THE EXERCISE:
Exactly reproduce each line of the listing that follows.
%%
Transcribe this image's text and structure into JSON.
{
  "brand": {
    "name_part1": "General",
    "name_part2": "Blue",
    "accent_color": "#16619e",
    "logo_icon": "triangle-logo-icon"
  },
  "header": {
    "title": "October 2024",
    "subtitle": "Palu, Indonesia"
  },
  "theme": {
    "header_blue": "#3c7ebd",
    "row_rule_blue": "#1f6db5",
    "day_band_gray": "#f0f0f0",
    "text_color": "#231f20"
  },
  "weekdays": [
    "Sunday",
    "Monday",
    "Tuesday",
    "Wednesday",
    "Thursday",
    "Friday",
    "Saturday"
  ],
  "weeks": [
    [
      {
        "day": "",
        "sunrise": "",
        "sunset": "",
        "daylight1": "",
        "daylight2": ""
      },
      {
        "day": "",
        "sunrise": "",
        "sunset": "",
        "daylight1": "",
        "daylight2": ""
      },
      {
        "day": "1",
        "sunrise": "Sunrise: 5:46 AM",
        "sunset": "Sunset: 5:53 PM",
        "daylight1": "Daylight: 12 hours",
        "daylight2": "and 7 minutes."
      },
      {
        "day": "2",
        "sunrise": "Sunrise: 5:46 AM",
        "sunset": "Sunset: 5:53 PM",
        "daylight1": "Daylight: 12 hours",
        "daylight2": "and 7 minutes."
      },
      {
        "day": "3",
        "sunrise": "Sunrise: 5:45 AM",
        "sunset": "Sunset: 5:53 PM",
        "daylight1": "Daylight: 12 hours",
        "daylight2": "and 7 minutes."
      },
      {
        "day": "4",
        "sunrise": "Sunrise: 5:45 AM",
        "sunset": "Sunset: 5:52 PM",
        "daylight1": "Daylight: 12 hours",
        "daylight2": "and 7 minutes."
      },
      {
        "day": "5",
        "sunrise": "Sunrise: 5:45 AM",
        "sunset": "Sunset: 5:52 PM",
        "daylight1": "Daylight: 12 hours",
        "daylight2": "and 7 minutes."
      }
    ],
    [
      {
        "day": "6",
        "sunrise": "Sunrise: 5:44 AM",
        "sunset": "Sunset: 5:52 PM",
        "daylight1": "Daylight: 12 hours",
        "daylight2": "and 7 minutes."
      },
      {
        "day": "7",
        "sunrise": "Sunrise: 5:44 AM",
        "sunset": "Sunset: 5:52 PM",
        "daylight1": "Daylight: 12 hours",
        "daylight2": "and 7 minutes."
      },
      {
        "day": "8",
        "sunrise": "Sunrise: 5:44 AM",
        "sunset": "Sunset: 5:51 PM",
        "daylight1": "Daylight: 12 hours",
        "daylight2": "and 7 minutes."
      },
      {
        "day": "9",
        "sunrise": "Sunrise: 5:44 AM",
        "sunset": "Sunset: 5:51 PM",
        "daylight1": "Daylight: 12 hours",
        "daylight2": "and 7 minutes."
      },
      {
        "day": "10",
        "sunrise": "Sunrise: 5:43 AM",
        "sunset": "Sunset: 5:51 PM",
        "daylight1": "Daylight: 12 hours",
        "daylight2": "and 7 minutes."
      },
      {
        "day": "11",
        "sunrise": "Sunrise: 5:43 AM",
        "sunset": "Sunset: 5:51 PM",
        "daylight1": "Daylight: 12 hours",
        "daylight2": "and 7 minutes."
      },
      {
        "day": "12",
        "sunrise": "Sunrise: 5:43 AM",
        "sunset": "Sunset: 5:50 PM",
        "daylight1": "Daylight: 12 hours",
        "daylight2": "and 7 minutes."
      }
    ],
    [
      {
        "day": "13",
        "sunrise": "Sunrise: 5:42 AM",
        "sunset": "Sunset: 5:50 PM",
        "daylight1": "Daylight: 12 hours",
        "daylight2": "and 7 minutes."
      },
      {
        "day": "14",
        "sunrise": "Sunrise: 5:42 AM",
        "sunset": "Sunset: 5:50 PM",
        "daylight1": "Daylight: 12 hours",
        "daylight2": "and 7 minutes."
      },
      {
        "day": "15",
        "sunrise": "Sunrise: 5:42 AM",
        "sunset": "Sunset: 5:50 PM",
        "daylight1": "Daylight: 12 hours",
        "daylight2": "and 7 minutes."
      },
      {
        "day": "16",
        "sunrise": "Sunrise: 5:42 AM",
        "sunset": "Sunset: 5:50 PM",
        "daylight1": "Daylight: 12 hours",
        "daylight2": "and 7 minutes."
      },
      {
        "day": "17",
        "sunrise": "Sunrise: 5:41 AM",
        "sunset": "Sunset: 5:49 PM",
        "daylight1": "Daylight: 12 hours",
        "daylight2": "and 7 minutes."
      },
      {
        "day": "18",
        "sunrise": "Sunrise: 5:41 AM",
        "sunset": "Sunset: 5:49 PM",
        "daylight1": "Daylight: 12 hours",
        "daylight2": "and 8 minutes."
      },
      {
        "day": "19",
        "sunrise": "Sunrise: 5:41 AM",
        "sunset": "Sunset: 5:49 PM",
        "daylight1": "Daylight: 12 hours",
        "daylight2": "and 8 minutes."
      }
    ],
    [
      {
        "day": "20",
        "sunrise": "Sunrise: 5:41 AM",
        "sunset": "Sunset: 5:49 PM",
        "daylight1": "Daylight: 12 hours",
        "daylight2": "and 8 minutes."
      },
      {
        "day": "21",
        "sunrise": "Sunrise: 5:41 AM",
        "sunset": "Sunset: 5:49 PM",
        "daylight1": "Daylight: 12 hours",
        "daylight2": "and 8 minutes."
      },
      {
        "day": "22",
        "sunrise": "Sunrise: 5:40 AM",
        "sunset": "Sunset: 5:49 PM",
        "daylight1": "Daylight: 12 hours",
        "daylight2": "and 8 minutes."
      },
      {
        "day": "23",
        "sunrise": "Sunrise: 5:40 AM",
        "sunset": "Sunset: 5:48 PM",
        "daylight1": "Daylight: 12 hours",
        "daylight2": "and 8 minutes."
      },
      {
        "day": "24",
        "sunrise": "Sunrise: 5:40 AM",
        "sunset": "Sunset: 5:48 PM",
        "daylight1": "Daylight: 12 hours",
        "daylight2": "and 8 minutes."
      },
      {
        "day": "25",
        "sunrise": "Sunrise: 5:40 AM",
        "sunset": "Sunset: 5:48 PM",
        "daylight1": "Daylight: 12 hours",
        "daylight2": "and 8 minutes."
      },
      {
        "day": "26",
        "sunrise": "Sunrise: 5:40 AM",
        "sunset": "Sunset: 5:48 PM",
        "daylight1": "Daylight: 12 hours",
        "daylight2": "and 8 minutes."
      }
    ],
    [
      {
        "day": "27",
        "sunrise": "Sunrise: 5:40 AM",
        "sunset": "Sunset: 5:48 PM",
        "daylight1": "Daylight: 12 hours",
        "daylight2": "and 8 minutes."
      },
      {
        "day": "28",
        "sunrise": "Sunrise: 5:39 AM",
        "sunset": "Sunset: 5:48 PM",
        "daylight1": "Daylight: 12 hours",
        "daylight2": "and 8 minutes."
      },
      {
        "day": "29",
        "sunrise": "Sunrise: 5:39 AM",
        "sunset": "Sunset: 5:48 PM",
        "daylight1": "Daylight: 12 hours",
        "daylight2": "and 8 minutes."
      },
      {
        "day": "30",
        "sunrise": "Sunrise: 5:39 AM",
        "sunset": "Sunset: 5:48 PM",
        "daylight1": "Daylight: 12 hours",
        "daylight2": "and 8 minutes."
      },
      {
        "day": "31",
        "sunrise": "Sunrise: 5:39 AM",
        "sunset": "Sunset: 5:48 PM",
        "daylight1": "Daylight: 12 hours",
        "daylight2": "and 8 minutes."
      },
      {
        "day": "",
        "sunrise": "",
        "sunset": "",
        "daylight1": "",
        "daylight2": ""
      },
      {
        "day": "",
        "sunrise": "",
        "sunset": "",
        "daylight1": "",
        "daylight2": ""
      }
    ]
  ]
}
%%
SOLUTION TO THIS PROBLEM:
Transcribe this image's text and structure into JSON.
{
  "brand": {
    "name_part1": "General",
    "name_part2": "Blue",
    "accent_color": "#16619e",
    "logo_icon": "triangle-logo-icon"
  },
  "header": {
    "title": "October 2024",
    "subtitle": "Palu, Indonesia"
  },
  "theme": {
    "header_blue": "#3c7ebd",
    "row_rule_blue": "#1f6db5",
    "day_band_gray": "#f0f0f0",
    "text_color": "#231f20"
  },
  "weekdays": [
    "Sunday",
    "Monday",
    "Tuesday",
    "Wednesday",
    "Thursday",
    "Friday",
    "Saturday"
  ],
  "weeks": [
    [
      {
        "day": "",
        "sunrise": "",
        "sunset": "",
        "daylight1": "",
        "daylight2": ""
      },
      {
        "day": "",
        "sunrise": "",
        "sunset": "",
        "daylight1": "",
        "daylight2": ""
      },
      {
        "day": "1",
        "sunrise": "Sunrise: 5:46 AM",
        "sunset": "Sunset: 5:53 PM",
        "daylight1": "Daylight: 12 hours",
        "daylight2": "and 7 minutes."
      },
      {
        "day": "2",
        "sunrise": "Sunrise: 5:46 AM",
        "sunset": "Sunset: 5:53 PM",
        "daylight1": "Daylight: 12 hours",
        "daylight2": "and 7 minutes."
      },
      {
        "day": "3",
        "sunrise": "Sunrise: 5:45 AM",
        "sunset": "Sunset: 5:53 PM",
        "daylight1": "Daylight: 12 hours",
        "daylight2": "and 7 minutes."
      },
      {
        "day": "4",
        "sunrise": "Sunrise: 5:45 AM",
        "sunset": "Sunset: 5:52 PM",
        "daylight1": "Daylight: 12 hours",
        "daylight2": "and 7 minutes."
      },
      {
        "day": "5",
        "sunrise": "Sunrise: 5:45 AM",
        "sunset": "Sunset: 5:52 PM",
        "daylight1": "Daylight: 12 hours",
        "daylight2": "and 7 minutes."
      }
    ],
    [
      {
        "day": "6",
        "sunrise": "Sunrise: 5:44 AM",
        "sunset": "Sunset: 5:52 PM",
        "daylight1": "Daylight: 12 hours",
        "daylight2": "and 7 minutes."
      },
      {
        "day": "7",
        "sunrise": "Sunrise: 5:44 AM",
        "sunset": "Sunset: 5:52 PM",
        "daylight1": "Daylight: 12 hours",
        "daylight2": "and 7 minutes."
      },
      {
        "day": "8",
        "sunrise": "Sunrise: 5:44 AM",
        "sunset": "Sunset: 5:51 PM",
        "daylight1": "Daylight: 12 hours",
        "daylight2": "and 7 minutes."
      },
      {
        "day": "9",
        "sunrise": "Sunrise: 5:44 AM",
        "sunset": "Sunset: 5:51 PM",
        "daylight1": "Daylight: 12 hours",
        "daylight2": "and 7 minutes."
      },
      {
        "day": "10",
        "sunrise": "Sunrise: 5:43 AM",
        "sunset": "Sunset: 5:51 PM",
        "daylight1": "Daylight: 12 hours",
        "daylight2": "and 7 minutes."
      },
      {
        "day": "11",
        "sunrise": "Sunrise: 5:43 AM",
        "sunset": "Sunset: 5:51 PM",
        "daylight1": "Daylight: 12 hours",
        "daylight2": "and 7 minutes."
      },
      {
        "day": "12",
        "sunrise": "Sunrise: 5:43 AM",
        "sunset": "Sunset: 5:50 PM",
        "daylight1": "Daylight: 12 hours",
        "daylight2": "and 7 minutes."
      }
    ],
    [
      {
        "day": "13",
        "sunrise": "Sunrise: 5:42 AM",
        "sunset": "Sunset: 5:50 PM",
        "daylight1": "Daylight: 12 hours",
        "daylight2": "and 7 minutes."
      },
      {
        "day": "14",
        "sunrise": "Sunrise: 5:42 AM",
        "sunset": "Sunset: 5:50 PM",
        "daylight1": "Daylight: 12 hours",
        "daylight2": "and 7 minutes."
      },
      {
        "day": "15",
        "sunrise": "Sunrise: 5:42 AM",
        "sunset": "Sunset: 5:50 PM",
        "daylight1": "Daylight: 12 hours",
        "daylight2": "and 7 minutes."
      },
      {
        "day": "16",
        "sunrise": "Sunrise: 5:42 AM",
        "sunset": "Sunset: 5:50 PM",
        "daylight1": "Daylight: 12 hours",
        "daylight2": "and 7 minutes."
      },
      {
        "day": "17",
        "sunrise": "Sunrise: 5:41 AM",
        "sunset": "Sunset: 5:49 PM",
        "daylight1": "Daylight: 12 hours",
        "daylight2": "and 7 minutes."
      },
      {
        "day": "18",
        "sunrise": "Sunrise: 5:41 AM",
        "sunset": "Sunset: 5:49 PM",
        "daylight1": "Daylight: 12 hours",
        "daylight2": "and 8 minutes."
      },
      {
        "day": "19",
        "sunrise": "Sunrise: 5:41 AM",
        "sunset": "Sunset: 5:49 PM",
        "daylight1": "Daylight: 12 hours",
        "daylight2": "and 8 minutes."
      }
    ],
    [
      {
        "day": "20",
        "sunrise": "Sunrise: 5:41 AM",
        "sunset": "Sunset: 5:49 PM",
        "daylight1": "Daylight: 12 hours",
        "daylight2": "and 8 minutes."
      },
      {
        "day": "21",
        "sunrise": "Sunrise: 5:41 AM",
        "sunset": "Sunset: 5:49 PM",
        "daylight1": "Daylight: 12 hours",
        "daylight2": "and 8 minutes."
      },
      {
        "day": "22",
        "sunrise": "Sunrise: 5:40 AM",
        "sunset": "Sunset: 5:49 PM",
        "daylight1": "Daylight: 12 hours",
        "daylight2": "and 8 minutes."
      },
      {
        "day": "23",
        "sunrise": "Sunrise: 5:40 AM",
        "sunset": "Sunset: 5:48 PM",
        "daylight1": "Daylight: 12 hours",
        "daylight2": "and 8 minutes."
      },
      {
        "day": "24",
        "sunrise": "Sunrise: 5:40 AM",
        "sunset": "Sunset: 5:48 PM",
        "daylight1": "Daylight: 12 hours",
        "daylight2": "and 8 minutes."
      },
      {
        "day": "25",
        "sunrise": "Sunrise: 5:40 AM",
        "sunset": "Sunset: 5:48 PM",
        "daylight1": "Daylight: 12 hours",
        "daylight2": "and 8 minutes."
      },
      {
        "day": "26",
        "sunrise": "Sunrise: 5:40 AM",
        "sunset": "Sunset: 5:48 PM",
        "daylight1": "Daylight: 12 hours",
        "daylight2": "and 8 minutes."
      }
    ],
    [
      {
        "day": "27",
        "sunrise": "Sunrise: 5:40 AM",
        "sunset": "Sunset: 5:48 PM",
        "daylight1": "Daylight: 12 hours",
        "daylight2": "and 8 minutes."
      },
      {
        "day": "28",
        "sunrise": "Sunrise: 5:39 AM",
        "sunset": "Sunset: 5:48 PM",
        "daylight1": "Daylight: 12 hours",
        "daylight2": "and 8 minutes."
      },
      {
        "day": "29",
        "sunrise": "Sunrise: 5:39 AM",
        "sunset": "Sunset: 5:48 PM",
        "daylight1": "Daylight: 12 hours",
        "daylight2": "and 8 minutes."
      },
      {
        "day": "30",
        "sunrise": "Sunrise: 5:39 AM",
        "sunset": "Sunset: 5:48 PM",
        "daylight1": "Daylight: 12 hours",
        "daylight2": "and 8 minutes."
      },
      {
        "day": "31",
        "sunrise": "Sunrise: 5:39 AM",
        "sunset": "Sunset: 5:48 PM",
        "daylight1": "Daylight: 12 hours",
        "daylight2": "and 8 minutes."
      },
      {
        "day": "",
        "sunrise": "",
        "sunset": "",
        "daylight1": "",
        "daylight2": ""
      },
      {
        "day": "",
        "sunrise": "",
        "sunset": "",
        "daylight1": "",
        "daylight2": ""
      }
    ]
  ]
}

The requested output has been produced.